Task description >> The listing below must be repeated word for word, with its images excluded.

Data records
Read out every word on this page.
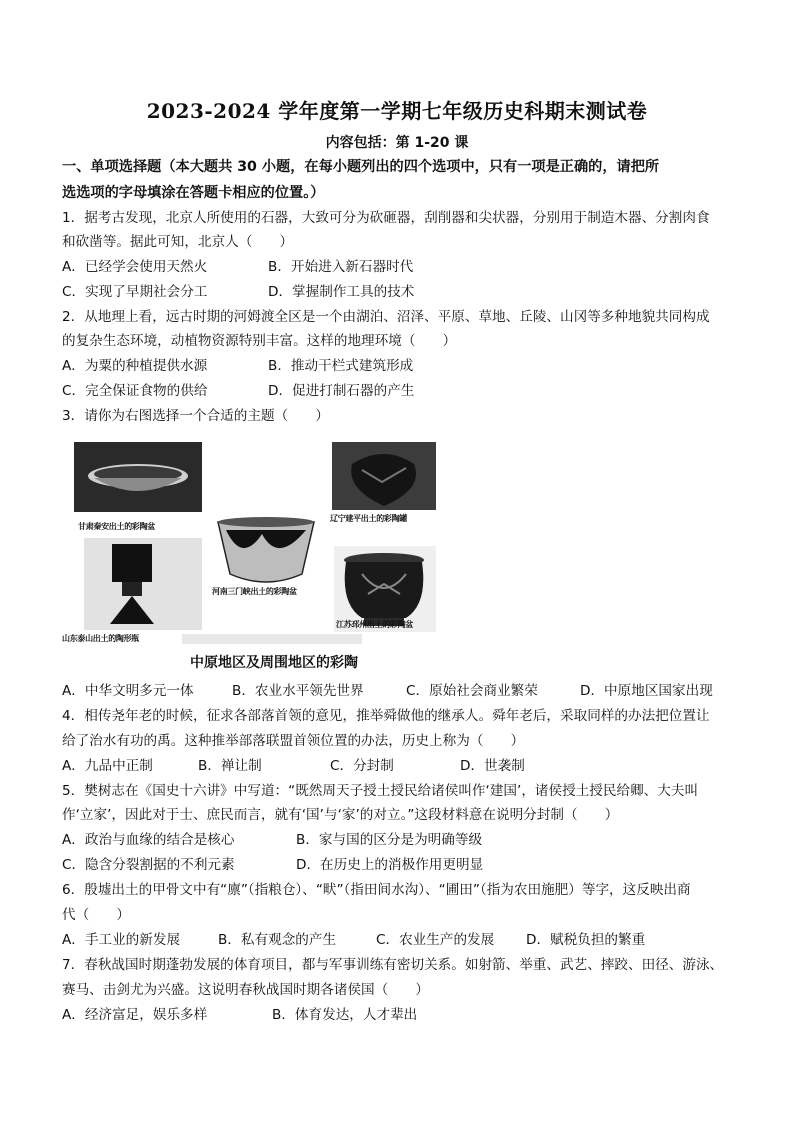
2023-2024 学年度第一学期七年级历史科期末测试卷
内容包括：第 1-20 课
一、单项选择题（本大题共 30 小题，在每小题列出的四个选项中，只有一项是正确的，请把所
选选项的字母填涂在答题卡相应的位置。）
1．据考古发现，北京人所使用的石器，大致可分为砍砸器，刮削器和尖状器，分别用于制造木器、分割肉食
和砍凿等。据此可知，北京人（　　）
A．已经学会使用天然火	B．开始进入新石器时代
C．实现了早期社会分工	D．掌握制作工具的技术
2．从地理上看，远古时期的河姆渡全区是一个由湖泊、沼泽、平原、草地、丘陵、山冈等多种地貌共同构成
的复杂生态环境，动植物资源特别丰富。这样的地理环境（　　）
A．为粟的种植提供水源	B．推动干栏式建筑形成
C．完全保证食物的供给	D．促进打制石器的产生
3．请你为右图选择一个合适的主题（　　）
甘肃秦安出土的彩陶盆
辽宁建平出土的彩陶罐
河南三门峡出土的彩陶盆
山东泰山出土的陶形瓶
江苏邳州出土的彩陶盆
中原地区及周围地区的彩陶
A．中华文明多元一体	B．农业水平领先世界	C．原始社会商业繁荣	D．中原地区国家出现
4．相传尧年老的时候，征求各部落首领的意见，推举舜做他的继承人。舜年老后，采取同样的办法把位置让
给了治水有功的禹。这种推举部落联盟首领位置的办法，历史上称为（　　）
A．九品中正制	B．禅让制	C．分封制	D．世袭制
5．樊树志在《国史十六讲》中写道：“既然周天子授土授民给诸侯叫作‘建国’，诸侯授土授民给卿、大夫叫
作‘立家’，因此对于士、庶民而言，就有‘国’与‘家’的对立。”这段材料意在说明分封制（　　）
A．政治与血缘的结合是核心	B．家与国的区分是为明确等级
C．隐含分裂割据的不利元素	D．在历史上的消极作用更明显
6．殷墟出土的甲骨文中有“廪”（指粮仓）、“畎”（指田间水沟）、“圃田”（指为农田施肥）等字，这反映出商
代（　　）
A．手工业的新发展	B．私有观念的产生	C．农业生产的发展 D．赋税负担的繁重
7．春秋战国时期蓬勃发展的体育项目，都与军事训练有密切关系。如射箭、举重、武艺、摔跤、田径、游泳、
赛马、击剑尤为兴盛。这说明春秋战国时期各诸侯国（　　）
A．经济富足，娱乐多样	B．体育发达，人才辈出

Finished exercise >>
Read out every word on this page.
2023-2024 学年度第一学期七年级历史科期末测试卷
内容包括：第 1-20 课
一、单项选择题（本大题共 30 小题，在每小题列出的四个选项中，只有一项是正确的，请把所
选选项的字母填涂在答题卡相应的位置。）
1．据考古发现，北京人所使用的石器，大致可分为砍砸器，刮削器和尖状器，分别用于制造木器、分割肉食
和砍凿等。据此可知，北京人（　　）
A．已经学会使用天然火	B．开始进入新石器时代
C．实现了早期社会分工	D．掌握制作工具的技术
2．从地理上看，远古时期的河姆渡全区是一个由湖泊、沼泽、平原、草地、丘陵、山冈等多种地貌共同构成
的复杂生态环境，动植物资源特别丰富。这样的地理环境（　　）
A．为粟的种植提供水源	B．推动干栏式建筑形成
C．完全保证食物的供给	D．促进打制石器的产生
3．请你为右图选择一个合适的主题（　　）
甘肃秦安出土的彩陶盆
辽宁建平出土的彩陶罐
河南三门峡出土的彩陶盆
山东泰山出土的陶形瓶
江苏邳州出土的彩陶盆
中原地区及周围地区的彩陶
A．中华文明多元一体	B．农业水平领先世界	C．原始社会商业繁荣	D．中原地区国家出现
4．相传尧年老的时候，征求各部落首领的意见，推举舜做他的继承人。舜年老后，采取同样的办法把位置让
给了治水有功的禹。这种推举部落联盟首领位置的办法，历史上称为（　　）
A．九品中正制	B．禅让制	C．分封制	D．世袭制
5．樊树志在《国史十六讲》中写道：“既然周天子授土授民给诸侯叫作‘建国’，诸侯授土授民给卿、大夫叫
作‘立家’，因此对于士、庶民而言，就有‘国’与‘家’的对立。”这段材料意在说明分封制（　　）
A．政治与血缘的结合是核心	B．家与国的区分是为明确等级
C．隐含分裂割据的不利元素	D．在历史上的消极作用更明显
6．殷墟出土的甲骨文中有“廪”（指粮仓）、“畎”（指田间水沟）、“圃田”（指为农田施肥）等字，这反映出商
代（　　）
A．手工业的新发展	B．私有观念的产生	C．农业生产的发展 D．赋税负担的繁重
7．春秋战国时期蓬勃发展的体育项目，都与军事训练有密切关系。如射箭、举重、武艺、摔跤、田径、游泳、
赛马、击剑尤为兴盛。这说明春秋战国时期各诸侯国（　　）
A．经济富足，娱乐多样	B．体育发达，人才辈出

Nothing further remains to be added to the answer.